» What the task requires:
Copy each line of the records that holds the string "ECMWF".

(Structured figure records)

* BEGIN *

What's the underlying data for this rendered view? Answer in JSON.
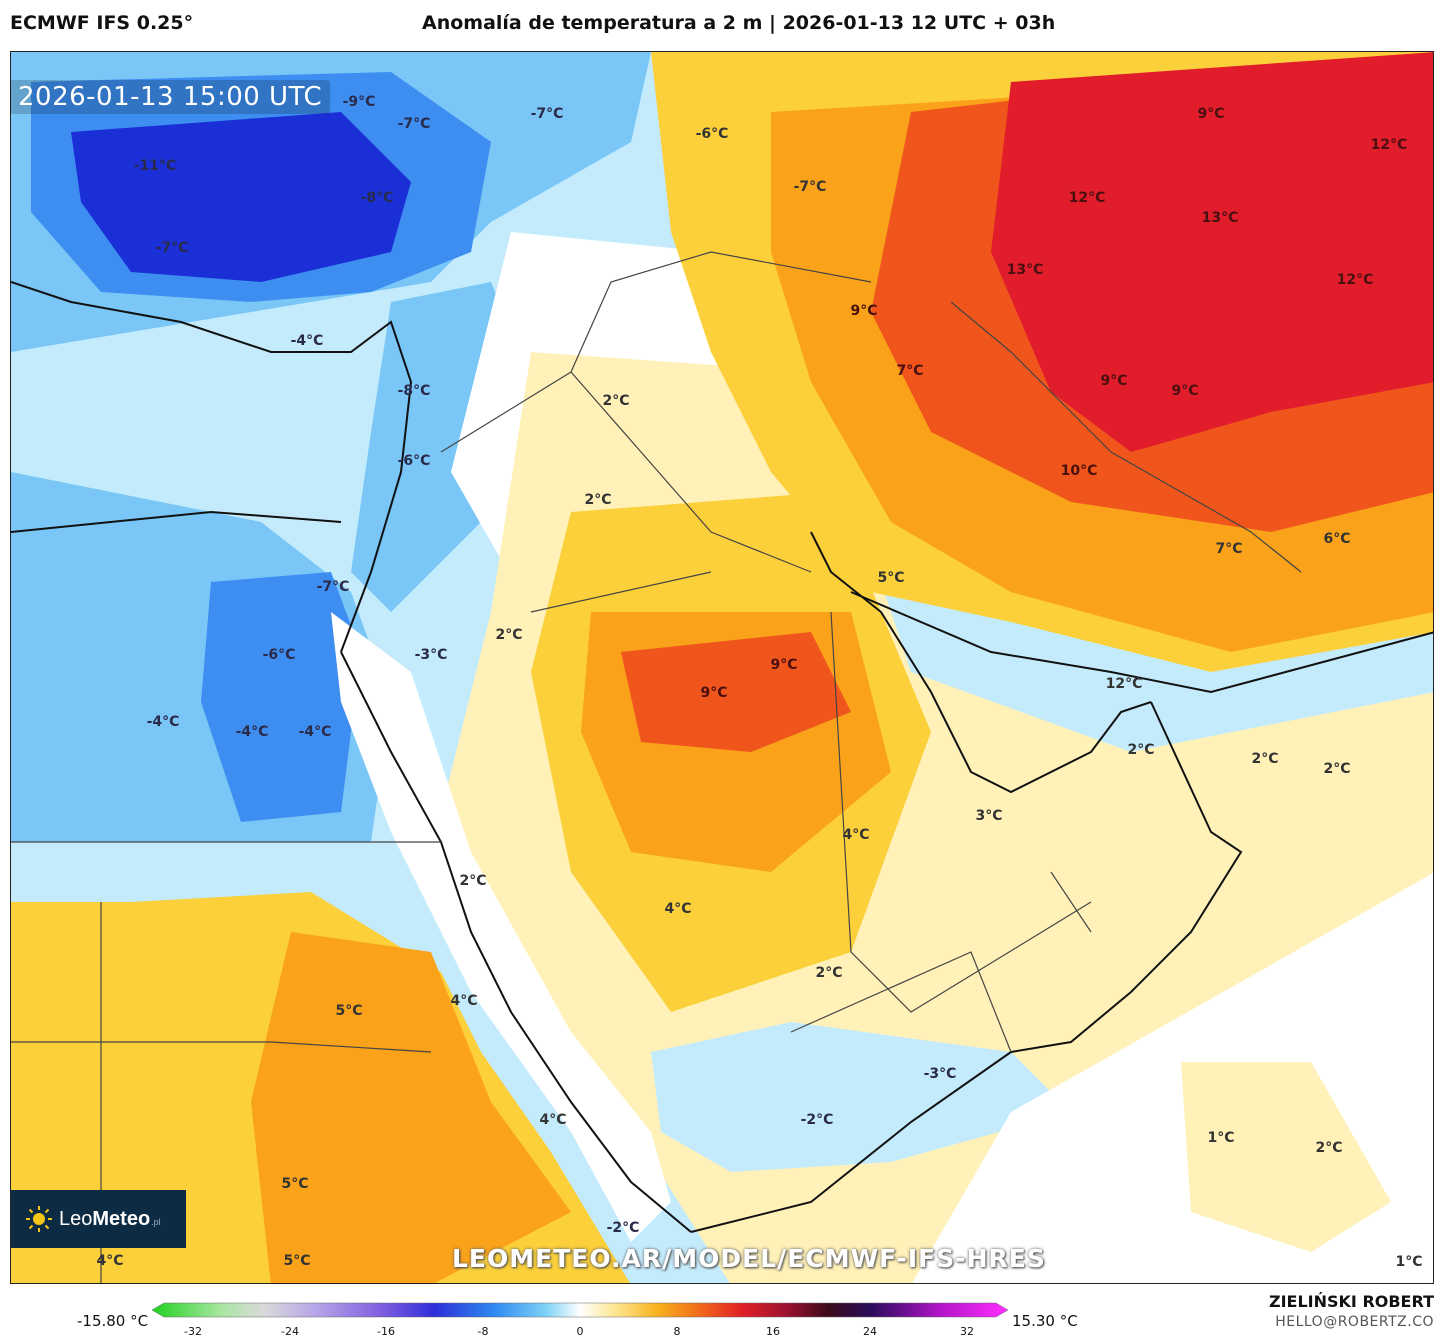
{
  "header": {
    "model_name": "ECMWF IFS 0.25°",
    "title": "Anomalía de temperatura a 2 m | 2026-01-13 12 UTC + 03h"
  },
  "map": {
    "timestamp": "2026-01-13 15:00 UTC",
    "watermark_url": "LEOMETEO.AR/MODEL/ECMWF-IFS-HRES",
    "logo": {
      "text_plain": "Leo",
      "text_bold": "Meteo",
      "tld": ".pl"
    },
    "labels": [
      "-9°C",
      "-7°C",
      "-7°C",
      "-11°C",
      "-8°C",
      "-7°C",
      "-6°C",
      "-7°C",
      "9°C",
      "12°C",
      "12°C",
      "13°C",
      "13°C",
      "12°C",
      "-4°C",
      "9°C",
      "-8°C",
      "7°C",
      "2°C",
      "9°C",
      "9°C",
      "-6°C",
      "10°C",
      "2°C",
      "-7°C",
      "5°C",
      "7°C",
      "6°C",
      "2°C",
      "-3°C",
      "-6°C",
      "9°C",
      "9°C",
      "12°C",
      "-4°C",
      "-4°C",
      "-4°C",
      "2°C",
      "2°C",
      "2°C",
      "3°C",
      "4°C",
      "2°C",
      "4°C",
      "2°C",
      "4°C",
      "5°C",
      "-3°C",
      "4°C",
      "-2°C",
      "1°C",
      "2°C",
      "5°C",
      "-2°C",
      "4°C",
      "5°C",
      "1°C"
    ],
    "colors": {
      "cold_deep": "#1a2fd6",
      "cold_mid": "#3d8ef0",
      "cold_light": "#79c6f7",
      "cool_pale": "#c4ebfc",
      "neutral": "#ffffff",
      "warm_pale": "#fff1b8",
      "warm_mid": "#fcd03a",
      "warm": "#f9a21a",
      "hot": "#f0561c",
      "hotter": "#e11d2c"
    }
  },
  "colorbar": {
    "min_label": "-15.80 °C",
    "max_label": "15.30 °C",
    "ticks": [
      "-32",
      "-24",
      "-16",
      "-8",
      "0",
      "8",
      "16",
      "24",
      "32"
    ]
  },
  "credits": {
    "author": "ZIELIŃSKI ROBERT",
    "email": "HELLO@ROBERTZ.CO"
  }
}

* END *

» Written solution:
    "model_name": "ECMWF IFS 0.25°",
    "watermark_url": "LEOMETEO.AR/MODEL/ECMWF-IFS-HRES",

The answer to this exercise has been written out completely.